Transcribe all the records with complete accuracy.

====== DATASET ROWS ======

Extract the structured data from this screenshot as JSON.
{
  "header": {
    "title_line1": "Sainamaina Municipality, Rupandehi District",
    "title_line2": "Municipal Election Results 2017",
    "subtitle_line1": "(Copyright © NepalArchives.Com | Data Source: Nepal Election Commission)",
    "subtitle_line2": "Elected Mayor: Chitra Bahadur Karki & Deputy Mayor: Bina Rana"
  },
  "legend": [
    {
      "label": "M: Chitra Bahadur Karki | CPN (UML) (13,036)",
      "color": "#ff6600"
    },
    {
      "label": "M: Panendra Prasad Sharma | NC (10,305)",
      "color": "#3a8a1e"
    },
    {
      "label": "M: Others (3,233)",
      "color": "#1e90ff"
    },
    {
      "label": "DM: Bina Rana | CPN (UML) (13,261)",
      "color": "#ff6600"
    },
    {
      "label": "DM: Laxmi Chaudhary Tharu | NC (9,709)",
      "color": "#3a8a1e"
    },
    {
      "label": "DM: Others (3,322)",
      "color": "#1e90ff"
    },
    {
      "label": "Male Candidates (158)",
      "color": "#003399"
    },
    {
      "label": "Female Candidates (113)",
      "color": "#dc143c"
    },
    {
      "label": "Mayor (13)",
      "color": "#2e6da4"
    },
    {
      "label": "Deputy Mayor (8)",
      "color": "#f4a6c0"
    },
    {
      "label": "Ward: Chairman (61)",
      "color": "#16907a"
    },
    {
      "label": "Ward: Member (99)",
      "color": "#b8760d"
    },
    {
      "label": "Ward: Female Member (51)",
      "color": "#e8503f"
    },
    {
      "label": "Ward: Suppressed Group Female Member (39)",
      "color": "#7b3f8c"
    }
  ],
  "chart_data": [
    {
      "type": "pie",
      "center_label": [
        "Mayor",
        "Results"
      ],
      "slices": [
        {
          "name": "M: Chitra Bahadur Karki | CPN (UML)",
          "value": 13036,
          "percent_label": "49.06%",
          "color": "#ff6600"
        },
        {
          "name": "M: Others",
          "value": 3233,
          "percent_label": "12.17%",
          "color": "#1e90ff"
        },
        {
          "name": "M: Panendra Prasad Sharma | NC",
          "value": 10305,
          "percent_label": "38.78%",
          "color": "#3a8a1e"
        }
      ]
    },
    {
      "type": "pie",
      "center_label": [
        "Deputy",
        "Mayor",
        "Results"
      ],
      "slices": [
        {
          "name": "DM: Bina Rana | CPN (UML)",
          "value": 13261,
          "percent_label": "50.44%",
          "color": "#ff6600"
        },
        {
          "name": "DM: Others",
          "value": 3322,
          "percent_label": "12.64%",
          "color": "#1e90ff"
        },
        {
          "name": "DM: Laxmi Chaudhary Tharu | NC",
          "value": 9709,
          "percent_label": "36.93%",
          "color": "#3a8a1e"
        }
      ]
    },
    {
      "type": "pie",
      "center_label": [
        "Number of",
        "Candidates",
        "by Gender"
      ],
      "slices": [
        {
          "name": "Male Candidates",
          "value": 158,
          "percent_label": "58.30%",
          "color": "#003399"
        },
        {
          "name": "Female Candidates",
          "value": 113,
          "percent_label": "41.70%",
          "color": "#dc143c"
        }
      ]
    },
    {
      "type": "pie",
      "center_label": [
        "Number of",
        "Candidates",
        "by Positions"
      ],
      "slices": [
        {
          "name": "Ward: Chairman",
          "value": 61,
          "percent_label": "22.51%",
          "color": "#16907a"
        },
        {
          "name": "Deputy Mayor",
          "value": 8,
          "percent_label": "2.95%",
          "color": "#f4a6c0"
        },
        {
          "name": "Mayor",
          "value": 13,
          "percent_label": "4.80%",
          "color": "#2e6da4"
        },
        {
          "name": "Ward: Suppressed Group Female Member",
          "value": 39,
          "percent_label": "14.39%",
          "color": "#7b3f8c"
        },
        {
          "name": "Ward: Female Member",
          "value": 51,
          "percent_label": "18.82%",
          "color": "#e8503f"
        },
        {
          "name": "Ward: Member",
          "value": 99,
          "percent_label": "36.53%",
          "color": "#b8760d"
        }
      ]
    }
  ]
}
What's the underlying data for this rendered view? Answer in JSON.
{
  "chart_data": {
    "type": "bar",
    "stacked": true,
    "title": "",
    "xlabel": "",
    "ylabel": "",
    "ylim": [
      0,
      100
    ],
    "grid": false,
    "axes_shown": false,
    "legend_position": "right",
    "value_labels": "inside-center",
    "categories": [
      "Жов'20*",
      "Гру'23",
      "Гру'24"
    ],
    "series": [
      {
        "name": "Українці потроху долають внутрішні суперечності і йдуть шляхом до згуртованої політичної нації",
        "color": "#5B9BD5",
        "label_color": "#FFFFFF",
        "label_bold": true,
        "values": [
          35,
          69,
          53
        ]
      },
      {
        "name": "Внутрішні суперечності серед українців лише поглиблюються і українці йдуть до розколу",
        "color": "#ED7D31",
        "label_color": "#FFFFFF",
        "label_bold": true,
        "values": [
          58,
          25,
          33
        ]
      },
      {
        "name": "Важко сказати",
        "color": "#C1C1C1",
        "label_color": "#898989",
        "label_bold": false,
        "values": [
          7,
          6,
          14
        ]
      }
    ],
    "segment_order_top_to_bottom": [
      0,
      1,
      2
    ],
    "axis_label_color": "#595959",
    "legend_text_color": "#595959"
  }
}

======

> _COMPLETE RESPONSE_:
Extract the structured data from this screenshot as JSON.
{
  "header": {
    "title_line1": "Sainamaina Municipality, Rupandehi District",
    "title_line2": "Municipal Election Results 2017",
    "subtitle_line1": "(Copyright © NepalArchives.Com | Data Source: Nepal Election Commission)",
    "subtitle_line2": "Elected Mayor: Chitra Bahadur Karki & Deputy Mayor: Bina Rana"
  },
  "legend": [
    {
      "label": "M: Chitra Bahadur Karki | CPN (UML) (13,036)",
      "color": "#ff6600"
    },
    {
      "label": "M: Panendra Prasad Sharma | NC (10,305)",
      "color": "#3a8a1e"
    },
    {
      "label": "M: Others (3,233)",
      "color": "#1e90ff"
    },
    {
      "label": "DM: Bina Rana | CPN (UML) (13,261)",
      "color": "#ff6600"
    },
    {
      "label": "DM: Laxmi Chaudhary Tharu | NC (9,709)",
      "color": "#3a8a1e"
    },
    {
      "label": "DM: Others (3,322)",
      "color": "#1e90ff"
    },
    {
      "label": "Male Candidates (158)",
      "color": "#003399"
    },
    {
      "label": "Female Candidates (113)",
      "color": "#dc143c"
    },
    {
      "label": "Mayor (13)",
      "color": "#2e6da4"
    },
    {
      "label": "Deputy Mayor (8)",
      "color": "#f4a6c0"
    },
    {
      "label": "Ward: Chairman (61)",
      "color": "#16907a"
    },
    {
      "label": "Ward: Member (99)",
      "color": "#b8760d"
    },
    {
      "label": "Ward: Female Member (51)",
      "color": "#e8503f"
    },
    {
      "label": "Ward: Suppressed Group Female Member (39)",
      "color": "#7b3f8c"
    }
  ],
  "chart_data": [
    {
      "type": "pie",
      "center_label": [
        "Mayor",
        "Results"
      ],
      "slices": [
        {
          "name": "M: Chitra Bahadur Karki | CPN (UML)",
          "value": 13036,
          "percent_label": "49.06%",
          "color": "#ff6600"
        },
        {
          "name": "M: Others",
          "value": 3233,
          "percent_label": "12.17%",
          "color": "#1e90ff"
        },
        {
          "name": "M: Panendra Prasad Sharma | NC",
          "value": 10305,
          "percent_label": "38.78%",
          "color": "#3a8a1e"
        }
      ]
    },
    {
      "type": "pie",
      "center_label": [
        "Deputy",
        "Mayor",
        "Results"
      ],
      "slices": [
        {
          "name": "DM: Bina Rana | CPN (UML)",
          "value": 13261,
          "percent_label": "50.44%",
          "color": "#ff6600"
        },
        {
          "name": "DM: Others",
          "value": 3322,
          "percent_label": "12.64%",
          "color": "#1e90ff"
        },
        {
          "name": "DM: Laxmi Chaudhary Tharu | NC",
          "value": 9709,
          "percent_label": "36.93%",
          "color": "#3a8a1e"
        }
      ]
    },
    {
      "type": "pie",
      "center_label": [
        "Number of",
        "Candidates",
        "by Gender"
      ],
      "slices": [
        {
          "name": "Male Candidates",
          "value": 158,
          "percent_label": "58.30%",
          "color": "#003399"
        },
        {
          "name": "Female Candidates",
          "value": 113,
          "percent_label": "41.70%",
          "color": "#dc143c"
        }
      ]
    },
    {
      "type": "pie",
      "center_label": [
        "Number of",
        "Candidates",
        "by Positions"
      ],
      "slices": [
        {
          "name": "Ward: Chairman",
          "value": 61,
          "percent_label": "22.51%",
          "color": "#16907a"
        },
        {
          "name": "Deputy Mayor",
          "value": 8,
          "percent_label": "2.95%",
          "color": "#f4a6c0"
        },
        {
          "name": "Mayor",
          "value": 13,
          "percent_label": "4.80%",
          "color": "#2e6da4"
        },
        {
          "name": "Ward: Suppressed Group Female Member",
          "value": 39,
          "percent_label": "14.39%",
          "color": "#7b3f8c"
        },
        {
          "name": "Ward: Female Member",
          "value": 51,
          "percent_label": "18.82%",
          "color": "#e8503f"
        },
        {
          "name": "Ward: Member",
          "value": 99,
          "percent_label": "36.53%",
          "color": "#b8760d"
        }
      ]
    }
  ]
}
What's the underlying data for this rendered view? Answer in JSON.
{
  "chart_data": {
    "type": "bar",
    "stacked": true,
    "title": "",
    "xlabel": "",
    "ylabel": "",
    "ylim": [
      0,
      100
    ],
    "grid": false,
    "axes_shown": false,
    "legend_position": "right",
    "value_labels": "inside-center",
    "categories": [
      "Жов'20*",
      "Гру'23",
      "Гру'24"
    ],
    "series": [
      {
        "name": "Українці потроху долають внутрішні суперечності і йдуть шляхом до згуртованої політичної нації",
        "color": "#5B9BD5",
        "label_color": "#FFFFFF",
        "label_bold": true,
        "values": [
          35,
          69,
          53
        ]
      },
      {
        "name": "Внутрішні суперечності серед українців лише поглиблюються і українці йдуть до розколу",
        "color": "#ED7D31",
        "label_color": "#FFFFFF",
        "label_bold": true,
        "values": [
          58,
          25,
          33
        ]
      },
      {
        "name": "Важко сказати",
        "color": "#C1C1C1",
        "label_color": "#898989",
        "label_bold": false,
        "values": [
          7,
          6,
          14
        ]
      }
    ],
    "segment_order_top_to_bottom": [
      0,
      1,
      2
    ],
    "axis_label_color": "#595959",
    "legend_text_color": "#595959"
  }
}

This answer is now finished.